▶ **YOUR INSTRUCTIONS**:
Filter the entries below, keeping every line that has the word "Субсидии".

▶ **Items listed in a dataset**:
────────────────

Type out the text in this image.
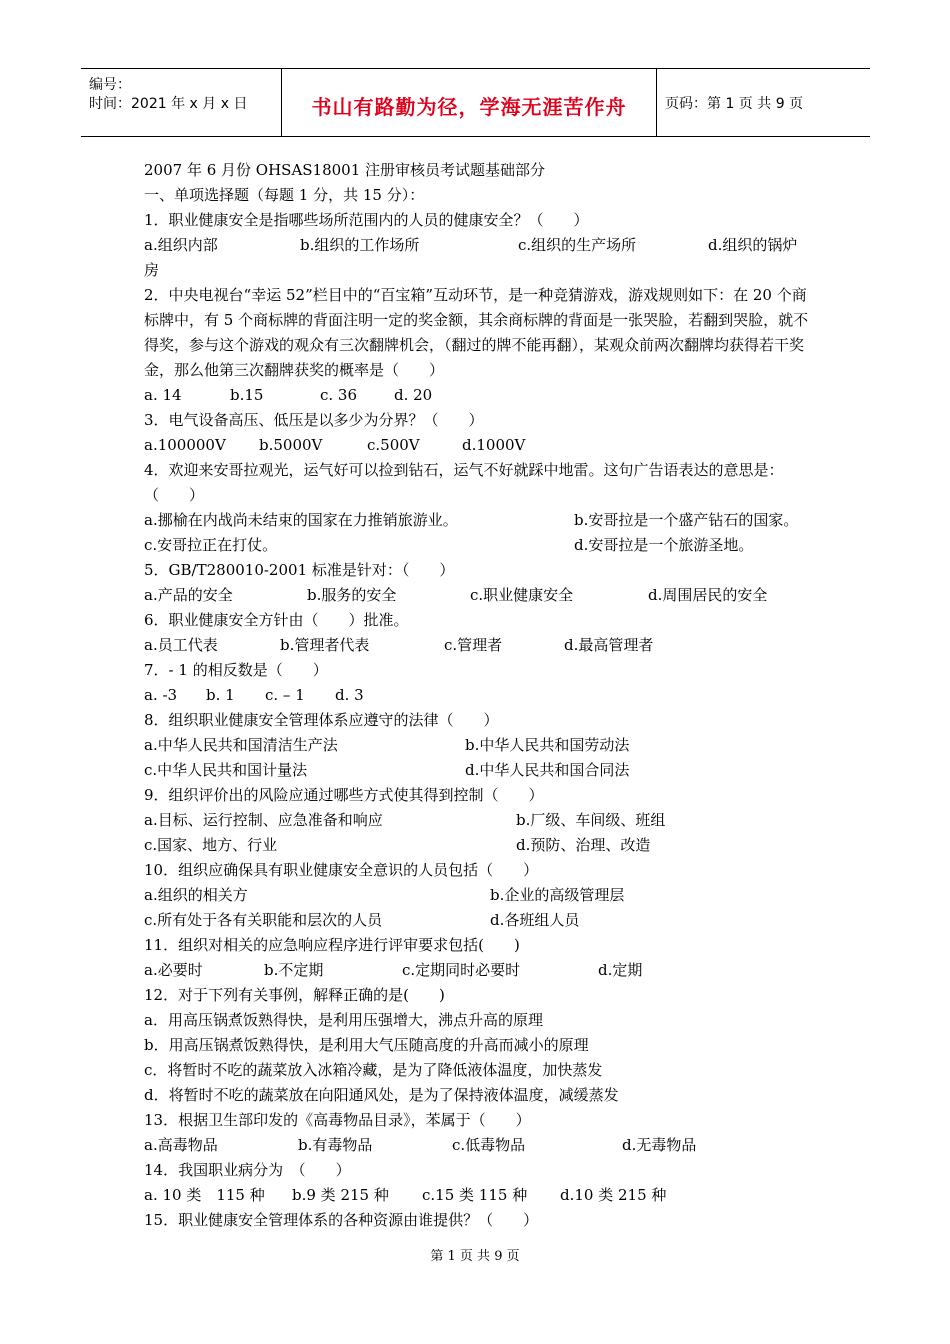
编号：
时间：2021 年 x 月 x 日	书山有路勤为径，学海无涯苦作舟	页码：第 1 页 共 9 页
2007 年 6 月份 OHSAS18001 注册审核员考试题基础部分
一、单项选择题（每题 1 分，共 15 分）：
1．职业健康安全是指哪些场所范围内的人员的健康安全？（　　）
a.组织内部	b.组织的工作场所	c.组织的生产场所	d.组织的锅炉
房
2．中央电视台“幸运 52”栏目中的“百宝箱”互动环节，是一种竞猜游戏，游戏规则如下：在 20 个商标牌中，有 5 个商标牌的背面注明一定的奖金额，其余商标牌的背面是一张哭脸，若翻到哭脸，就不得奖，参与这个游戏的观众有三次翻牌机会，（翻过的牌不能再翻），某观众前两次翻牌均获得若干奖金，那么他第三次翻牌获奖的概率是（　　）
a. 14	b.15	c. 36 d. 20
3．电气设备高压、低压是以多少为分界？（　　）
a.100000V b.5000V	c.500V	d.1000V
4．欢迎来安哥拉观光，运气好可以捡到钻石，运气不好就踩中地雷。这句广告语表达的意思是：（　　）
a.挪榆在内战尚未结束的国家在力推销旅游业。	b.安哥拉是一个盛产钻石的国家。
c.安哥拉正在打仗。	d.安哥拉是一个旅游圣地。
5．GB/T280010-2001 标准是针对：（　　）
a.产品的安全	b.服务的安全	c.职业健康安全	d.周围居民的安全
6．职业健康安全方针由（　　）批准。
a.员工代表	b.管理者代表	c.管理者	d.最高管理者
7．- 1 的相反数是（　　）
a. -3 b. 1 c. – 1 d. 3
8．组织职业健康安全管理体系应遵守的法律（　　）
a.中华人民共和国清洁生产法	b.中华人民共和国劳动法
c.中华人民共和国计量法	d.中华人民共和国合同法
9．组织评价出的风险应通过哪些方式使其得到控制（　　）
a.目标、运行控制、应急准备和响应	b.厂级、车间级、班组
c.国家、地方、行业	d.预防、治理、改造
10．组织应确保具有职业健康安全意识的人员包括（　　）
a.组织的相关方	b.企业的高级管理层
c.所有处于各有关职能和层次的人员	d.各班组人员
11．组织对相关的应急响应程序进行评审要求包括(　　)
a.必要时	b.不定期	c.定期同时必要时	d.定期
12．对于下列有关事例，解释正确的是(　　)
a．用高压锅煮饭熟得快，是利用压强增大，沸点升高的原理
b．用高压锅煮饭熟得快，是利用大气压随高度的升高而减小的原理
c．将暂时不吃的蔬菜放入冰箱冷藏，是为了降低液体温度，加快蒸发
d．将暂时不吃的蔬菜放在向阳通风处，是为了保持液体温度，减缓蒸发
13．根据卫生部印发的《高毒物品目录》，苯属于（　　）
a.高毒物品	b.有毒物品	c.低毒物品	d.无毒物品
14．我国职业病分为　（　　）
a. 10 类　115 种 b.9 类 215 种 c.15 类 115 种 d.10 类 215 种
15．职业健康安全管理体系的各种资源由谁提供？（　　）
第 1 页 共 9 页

────────────────

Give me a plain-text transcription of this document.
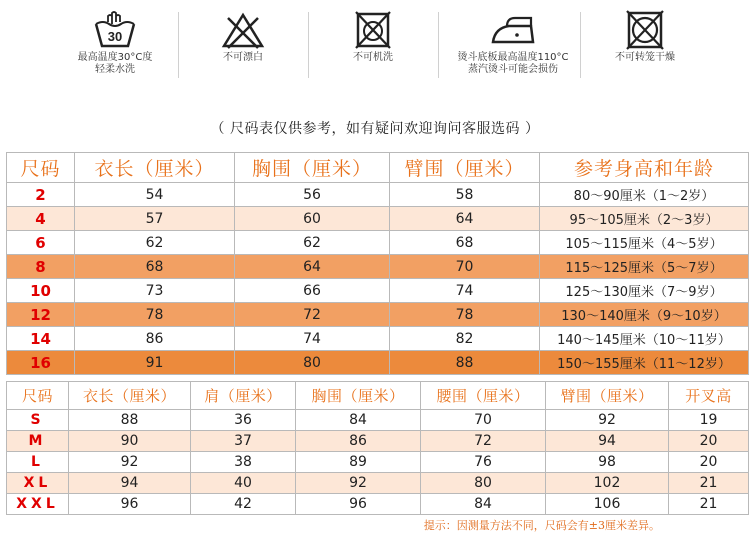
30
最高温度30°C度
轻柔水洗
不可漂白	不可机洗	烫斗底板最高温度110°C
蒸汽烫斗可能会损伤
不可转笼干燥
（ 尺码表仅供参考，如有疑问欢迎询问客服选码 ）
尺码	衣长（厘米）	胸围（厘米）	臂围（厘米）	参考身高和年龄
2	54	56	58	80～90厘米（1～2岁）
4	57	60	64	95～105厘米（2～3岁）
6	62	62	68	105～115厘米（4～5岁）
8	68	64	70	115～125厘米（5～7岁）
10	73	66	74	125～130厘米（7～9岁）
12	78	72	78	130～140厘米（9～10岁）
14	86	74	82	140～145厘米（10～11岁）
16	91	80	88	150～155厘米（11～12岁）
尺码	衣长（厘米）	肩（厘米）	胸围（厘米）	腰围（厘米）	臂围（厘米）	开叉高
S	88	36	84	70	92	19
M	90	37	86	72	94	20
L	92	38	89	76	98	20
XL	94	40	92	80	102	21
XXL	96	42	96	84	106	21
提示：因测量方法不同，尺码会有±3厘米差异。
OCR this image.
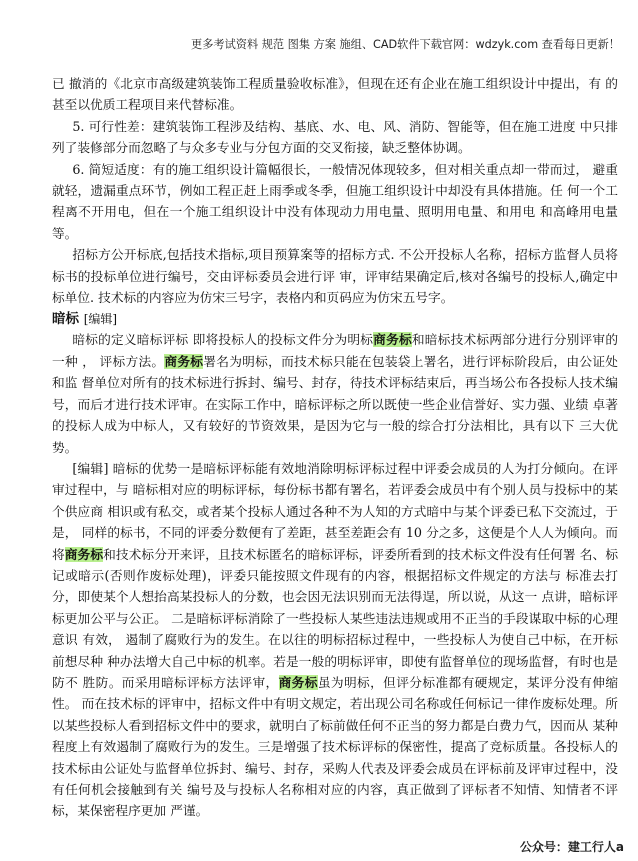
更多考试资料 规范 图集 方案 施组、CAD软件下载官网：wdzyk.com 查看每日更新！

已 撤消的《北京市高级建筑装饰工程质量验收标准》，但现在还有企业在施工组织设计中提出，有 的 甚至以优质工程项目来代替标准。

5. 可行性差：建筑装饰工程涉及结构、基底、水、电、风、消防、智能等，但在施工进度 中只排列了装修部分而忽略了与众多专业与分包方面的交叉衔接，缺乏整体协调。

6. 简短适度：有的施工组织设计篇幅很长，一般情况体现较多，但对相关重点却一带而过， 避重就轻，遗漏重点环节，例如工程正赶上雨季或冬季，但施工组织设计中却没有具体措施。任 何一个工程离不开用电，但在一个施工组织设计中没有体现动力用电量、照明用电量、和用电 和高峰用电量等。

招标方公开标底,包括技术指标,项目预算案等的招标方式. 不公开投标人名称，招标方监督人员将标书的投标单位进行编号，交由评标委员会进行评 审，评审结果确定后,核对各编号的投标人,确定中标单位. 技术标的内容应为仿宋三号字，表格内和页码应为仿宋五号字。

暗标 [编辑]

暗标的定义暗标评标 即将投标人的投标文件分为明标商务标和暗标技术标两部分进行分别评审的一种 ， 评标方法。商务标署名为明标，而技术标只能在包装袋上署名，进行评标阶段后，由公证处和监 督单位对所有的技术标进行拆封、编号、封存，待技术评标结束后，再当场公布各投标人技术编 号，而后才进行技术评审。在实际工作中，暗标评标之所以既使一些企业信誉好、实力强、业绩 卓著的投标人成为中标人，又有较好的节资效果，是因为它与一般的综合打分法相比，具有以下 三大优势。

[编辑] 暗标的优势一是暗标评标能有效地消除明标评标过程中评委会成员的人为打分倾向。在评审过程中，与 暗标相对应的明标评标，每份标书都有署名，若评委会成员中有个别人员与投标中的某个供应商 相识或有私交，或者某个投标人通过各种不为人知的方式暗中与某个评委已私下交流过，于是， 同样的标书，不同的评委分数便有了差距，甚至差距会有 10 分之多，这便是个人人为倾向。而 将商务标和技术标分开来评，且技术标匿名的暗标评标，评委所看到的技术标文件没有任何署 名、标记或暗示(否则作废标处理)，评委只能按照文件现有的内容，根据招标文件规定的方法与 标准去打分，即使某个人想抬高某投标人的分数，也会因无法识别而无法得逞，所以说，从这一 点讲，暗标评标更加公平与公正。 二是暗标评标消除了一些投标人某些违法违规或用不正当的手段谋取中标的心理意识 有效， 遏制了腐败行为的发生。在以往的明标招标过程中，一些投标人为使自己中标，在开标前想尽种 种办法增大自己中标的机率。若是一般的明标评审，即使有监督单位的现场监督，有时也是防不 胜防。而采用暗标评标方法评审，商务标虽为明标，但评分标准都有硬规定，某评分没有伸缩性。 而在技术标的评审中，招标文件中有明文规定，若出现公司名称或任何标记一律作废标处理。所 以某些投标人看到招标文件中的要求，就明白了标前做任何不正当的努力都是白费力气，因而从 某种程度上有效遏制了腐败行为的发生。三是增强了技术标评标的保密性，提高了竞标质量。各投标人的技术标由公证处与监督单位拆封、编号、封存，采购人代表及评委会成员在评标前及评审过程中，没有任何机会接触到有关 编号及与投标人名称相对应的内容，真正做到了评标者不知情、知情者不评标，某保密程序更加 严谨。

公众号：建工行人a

────────────────

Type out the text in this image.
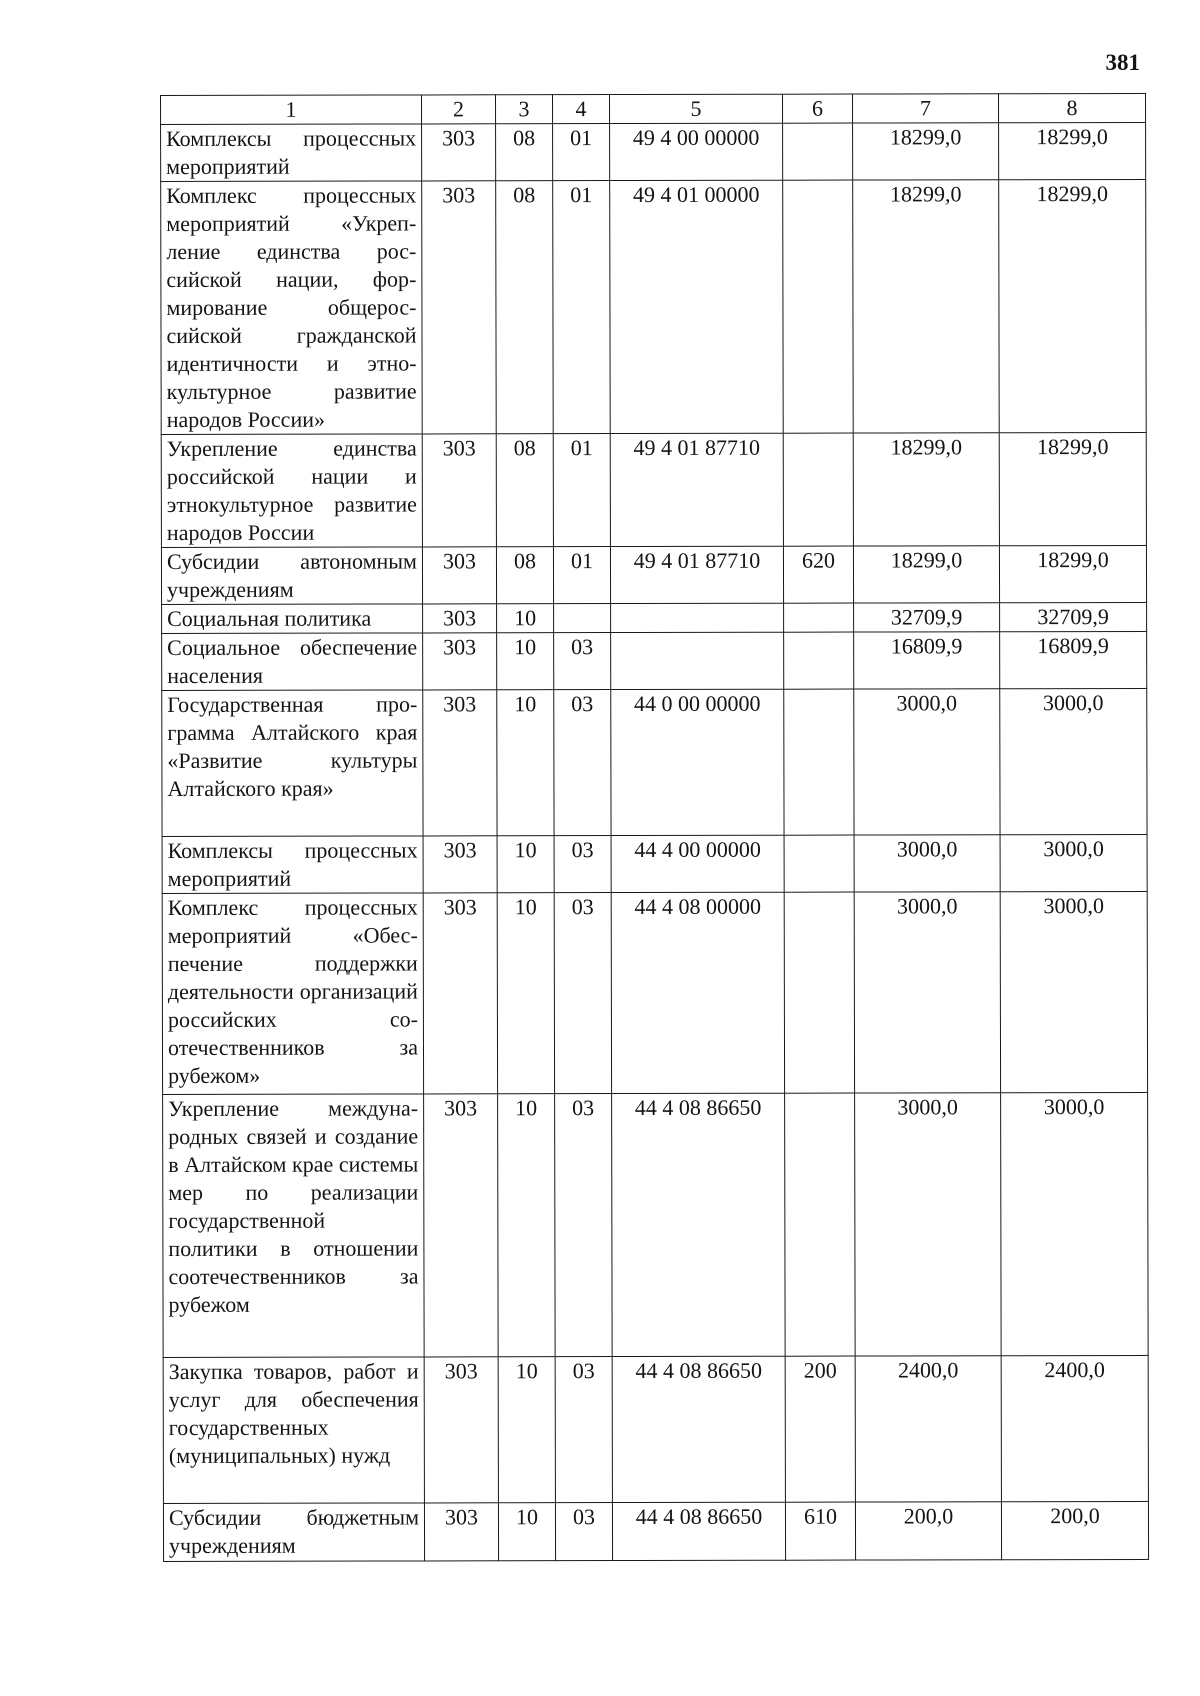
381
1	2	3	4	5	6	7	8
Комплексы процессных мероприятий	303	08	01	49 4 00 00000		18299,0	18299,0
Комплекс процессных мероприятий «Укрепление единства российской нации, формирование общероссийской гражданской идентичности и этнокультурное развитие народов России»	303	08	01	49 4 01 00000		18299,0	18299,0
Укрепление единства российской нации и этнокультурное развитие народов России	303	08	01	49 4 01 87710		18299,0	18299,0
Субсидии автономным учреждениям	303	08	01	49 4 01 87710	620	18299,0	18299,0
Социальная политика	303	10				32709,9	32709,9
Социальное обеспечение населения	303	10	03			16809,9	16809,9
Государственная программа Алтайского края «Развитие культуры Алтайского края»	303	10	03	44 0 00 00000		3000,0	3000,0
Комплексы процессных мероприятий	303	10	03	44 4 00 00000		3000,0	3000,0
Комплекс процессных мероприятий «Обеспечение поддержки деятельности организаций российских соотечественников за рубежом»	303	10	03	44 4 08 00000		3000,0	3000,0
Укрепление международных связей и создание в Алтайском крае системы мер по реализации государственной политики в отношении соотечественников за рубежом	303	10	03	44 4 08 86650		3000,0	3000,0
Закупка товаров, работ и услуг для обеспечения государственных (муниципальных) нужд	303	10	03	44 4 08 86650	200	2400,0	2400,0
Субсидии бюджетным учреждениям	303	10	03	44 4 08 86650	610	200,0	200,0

────────────────

▶ **WRITTEN REPLY**:
Субсидии автономным учреждениям	303	08	01	49 4 01 87710	620	18299,0	18299,0
Субсидии бюджетным учреждениям	303	10	03	44 4 08 86650	610	200,0	200,0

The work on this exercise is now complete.